• Text block:
Hot off the joyous, exhausting marathon that was the Stratford Festival’s opening week, and after a brief hiatus in Toronto to review Soulpepper’s brilliant production of Sizwe Banzi is Dead for the Toronto Star, I hopped on a plane to Montréal to catch three productions in the final week of the 2023 Festival TransAmériques (FTA). During that intense viewing spate at the FTA, the shows started overlapping and informing each other — and that’s no bad thing.


Qaumma — Vinnie Karetak and Laakkuluk Williamson Bathory, Iqaluit

The FTA has made a significant commitment to this interdisciplinary piece by Inuit artists Vinnie Karetak and Laakkuluk Williamson Bathory: they presented it in workshop form in 2022 and this year as a one-hour-long performance. In 2023, Karetak and Charlotte Qamanik perform Qaumma (which means “light” in Inuktitut), with Williamson Bathory as director.

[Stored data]
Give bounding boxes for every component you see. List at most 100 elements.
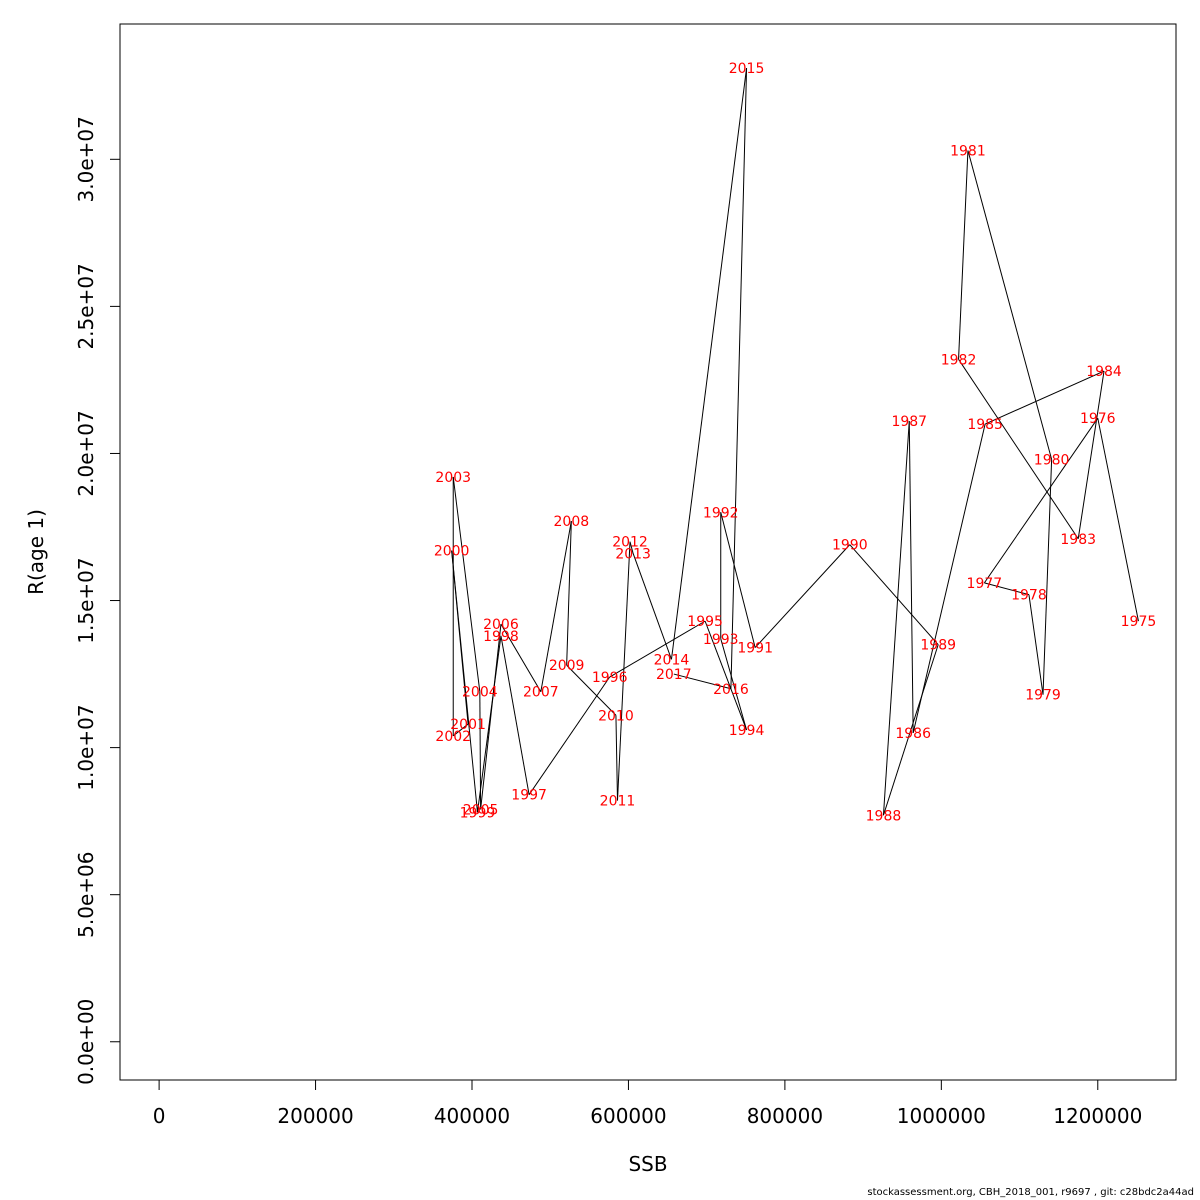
- year-label: 1986: [895, 726, 931, 742]
- series-segment: [476, 635, 502, 813]
- series-segment: [670, 68, 748, 660]
- series-segment: [958, 150, 969, 360]
- series-segment: [754, 544, 851, 648]
- y-tick-label: 2.5e+07: [74, 263, 98, 349]
- year-label: 2016: [713, 682, 749, 698]
- series-segment: [1042, 459, 1053, 695]
- x-tick-label: 1000000: [897, 1104, 986, 1128]
- year-label: 1982: [941, 352, 977, 368]
- series-segment: [730, 68, 748, 689]
- series-segment: [566, 664, 617, 716]
- footer-credit: stockassessment.org, CBH_2018_001, r9697…: [867, 1187, 1194, 1198]
- year-label: 1999: [460, 805, 496, 821]
- series-segment: [1097, 418, 1139, 622]
- year-label: 1981: [950, 143, 986, 159]
- year-label: 1987: [891, 414, 927, 430]
- y-tick-label: 1.5e+07: [74, 557, 98, 643]
- year-label: 1983: [1060, 532, 1096, 548]
- x-tick-label: 800000: [747, 1104, 823, 1128]
- year-label: 2003: [435, 470, 471, 486]
- series-segment: [452, 723, 469, 737]
- year-label: 1980: [1034, 452, 1070, 468]
- series-segment: [500, 623, 542, 692]
- year-label: 2009: [549, 658, 585, 674]
- y-tick-label: 5.0e+06: [74, 852, 98, 938]
- year-label: 1995: [687, 614, 723, 630]
- series-segment: [882, 644, 939, 816]
- year-label: 2015: [729, 61, 765, 77]
- year-label: 2001: [450, 717, 486, 733]
- series-segment: [983, 417, 1099, 584]
- series-segment: [912, 423, 986, 734]
- series-segment: [967, 150, 1053, 460]
- series-segment: [615, 715, 618, 801]
- series-segment: [566, 521, 572, 666]
- year-labels: 1975 1976 1977 1978 1979 1980 1981 1982 1983 1984…: [434, 61, 1156, 824]
- year-label: 2004: [462, 685, 498, 701]
- y-tick-label: 3.0e+07: [74, 116, 98, 202]
- series-segment: [500, 635, 530, 795]
- series-segment: [958, 359, 1079, 540]
- year-label: 1994: [729, 723, 765, 739]
- y-axis: 0.0e+00 5.0e+06 1.0e+07 1.5e+07 2.0e+07 2.5e+…: [74, 116, 121, 1085]
- year-label: 1979: [1025, 688, 1061, 704]
- series-segment: [1028, 594, 1044, 695]
- series-segment: [720, 638, 748, 731]
- year-label: 2010: [598, 708, 634, 724]
- series-segment: [984, 582, 1030, 596]
- year-label: 1975: [1121, 614, 1157, 630]
- series-segment: [849, 544, 939, 645]
- y-tick-label: 2.0e+07: [74, 410, 98, 496]
- series-segment: [540, 521, 572, 692]
- year-label: 1991: [737, 641, 773, 657]
- year-label: 2006: [483, 617, 519, 633]
- series-segment: [673, 673, 732, 690]
- year-label: 2008: [554, 514, 590, 530]
- year-label: 1998: [483, 629, 519, 645]
- series-segment: [720, 512, 756, 648]
- year-label: 1990: [832, 538, 868, 554]
- year-label: 2011: [600, 794, 636, 810]
- x-tick-label: 600000: [590, 1104, 666, 1128]
- series-segment: [704, 620, 748, 731]
- year-label: 1989: [920, 638, 956, 654]
- series-segment: [616, 541, 631, 801]
- year-label: 1984: [1086, 364, 1122, 380]
- x-tick-label: 1200000: [1053, 1104, 1142, 1128]
- x-tick-label: 0: [153, 1104, 166, 1128]
- x-axis: 0 200000 400000 600000 800000 1000000 1200000: [153, 1079, 1142, 1128]
- series-segment: [609, 620, 706, 678]
- series-segment: [1077, 371, 1105, 539]
- year-label: 1978: [1011, 588, 1047, 604]
- x-tick-label: 200000: [277, 1104, 353, 1128]
- year-label: 1977: [967, 576, 1003, 592]
- year-label: 1996: [592, 670, 628, 686]
- series-segment: [480, 624, 502, 810]
- series-segment: [479, 691, 482, 810]
- year-label: 2012: [612, 535, 648, 551]
- series-segment: [629, 541, 634, 554]
- series-segment: [528, 676, 611, 795]
- year-label: 2014: [654, 652, 690, 668]
- year-label: 1976: [1080, 411, 1116, 427]
- series-segment: [882, 421, 910, 816]
- series-segment: [908, 421, 914, 733]
- year-label: 2007: [523, 685, 559, 701]
- year-label: 2005: [463, 802, 499, 818]
- series-segment: [984, 370, 1105, 425]
- y-axis-title: R(age 1): [24, 509, 48, 595]
- year-label: 1993: [703, 632, 739, 648]
- y-tick-label: 0.0e+00: [74, 999, 98, 1085]
- year-label: 2013: [615, 546, 651, 562]
- y-tick-label: 1.0e+07: [74, 704, 98, 790]
- year-label: 2017: [656, 667, 692, 683]
- series-segment: [452, 476, 481, 692]
- x-axis-title: SSB: [628, 1152, 667, 1176]
- year-label: 2000: [434, 544, 470, 560]
- year-label: 1985: [967, 417, 1003, 433]
- series-segment: [632, 553, 672, 660]
- stock-recruitment-series: [451, 68, 1139, 816]
- year-label: 1992: [703, 505, 739, 521]
- year-label: 1997: [511, 788, 547, 804]
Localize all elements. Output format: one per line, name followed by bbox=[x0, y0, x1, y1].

• Task to carry out:
According to the festival review, what does "Qaumma" mean in Inuktitut?

• Full output:
It means "light."